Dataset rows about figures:

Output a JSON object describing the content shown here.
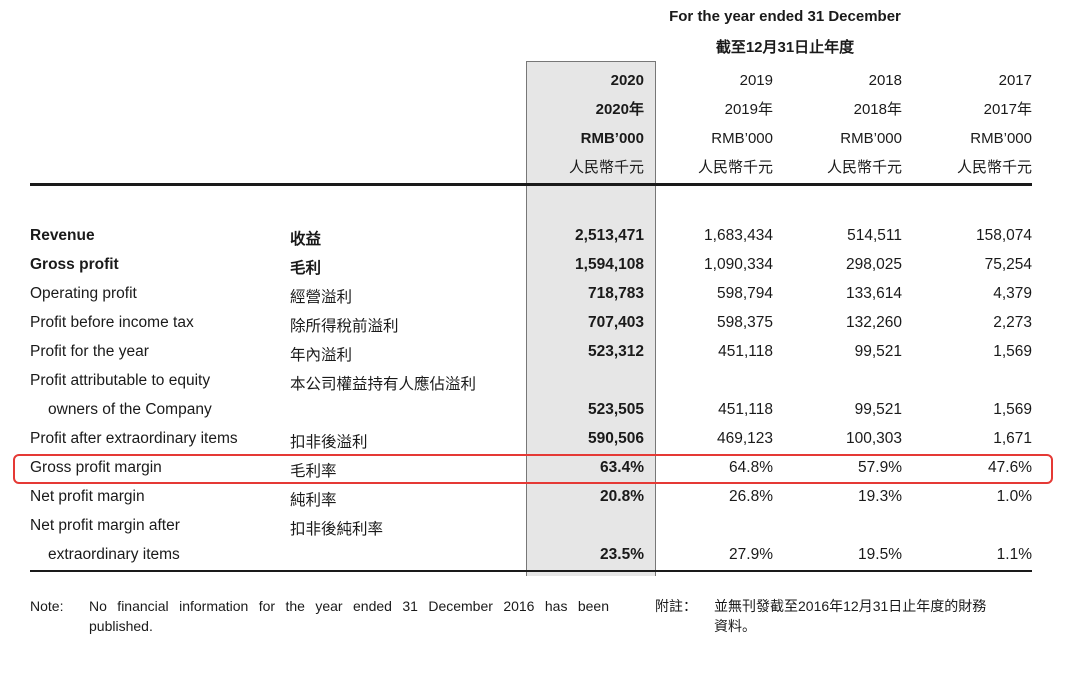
{
  "header": {
    "title_en": "For the year ended 31 December",
    "title_zh": "截至12月31日止年度"
  },
  "columns": [
    {
      "year": "2020",
      "year_zh": "2020年",
      "unit": "RMB’000",
      "unit_zh": "人民幣千元"
    },
    {
      "year": "2019",
      "year_zh": "2019年",
      "unit": "RMB’000",
      "unit_zh": "人民幣千元"
    },
    {
      "year": "2018",
      "year_zh": "2018年",
      "unit": "RMB’000",
      "unit_zh": "人民幣千元"
    },
    {
      "year": "2017",
      "year_zh": "2017年",
      "unit": "RMB’000",
      "unit_zh": "人民幣千元"
    }
  ],
  "rows": [
    {
      "en": "Revenue",
      "zh": "收益",
      "values": [
        "2,513,471",
        "1,683,434",
        "514,511",
        "158,074"
      ]
    },
    {
      "en": "Gross profit",
      "zh": "毛利",
      "values": [
        "1,594,108",
        "1,090,334",
        "298,025",
        "75,254"
      ]
    },
    {
      "en": "Operating profit",
      "zh": "經營溢利",
      "values": [
        "718,783",
        "598,794",
        "133,614",
        "4,379"
      ]
    },
    {
      "en": "Profit before income tax",
      "zh": "除所得稅前溢利",
      "values": [
        "707,403",
        "598,375",
        "132,260",
        "2,273"
      ]
    },
    {
      "en": "Profit for the year",
      "zh": "年內溢利",
      "values": [
        "523,312",
        "451,118",
        "99,521",
        "1,569"
      ]
    },
    {
      "en": "Profit attributable to equity",
      "zh": "本公司權益持有人應佔溢利",
      "values": [
        "",
        "",
        "",
        ""
      ]
    },
    {
      "en": "owners of the Company",
      "zh": "",
      "values": [
        "523,505",
        "451,118",
        "99,521",
        "1,569"
      ]
    },
    {
      "en": "Profit after extraordinary items",
      "zh": "扣非後溢利",
      "values": [
        "590,506",
        "469,123",
        "100,303",
        "1,671"
      ]
    },
    {
      "en": "Gross profit margin",
      "zh": "毛利率",
      "values": [
        "63.4%",
        "64.8%",
        "57.9%",
        "47.6%"
      ]
    },
    {
      "en": "Net profit margin",
      "zh": "純利率",
      "values": [
        "20.8%",
        "26.8%",
        "19.3%",
        "1.0%"
      ]
    },
    {
      "en": "Net profit margin after",
      "zh": "扣非後純利率",
      "values": [
        "",
        "",
        "",
        ""
      ]
    },
    {
      "en": "extraordinary items",
      "zh": "",
      "values": [
        "23.5%",
        "27.9%",
        "19.5%",
        "1.1%"
      ]
    }
  ],
  "note": {
    "label_en": "Note:",
    "text_en_line1": "No financial information for the year ended 31 December 2016 has been",
    "text_en_line2": "published.",
    "label_zh": "附註：",
    "text_zh_line1": "並無刊發截至2016年12月31日止年度的財務",
    "text_zh_line2": "資料。"
  },
  "colors": {
    "highlight": "#e53935",
    "shade": "#e6e6e6"
  }
}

WHAT IS REQUIRED: For each line of the listing that holds the word "extraordinary", show that line.

RESPONSE TO THIS EXERCISE:
      "en": "Profit after extraordinary items",
      "en": "extraordinary items",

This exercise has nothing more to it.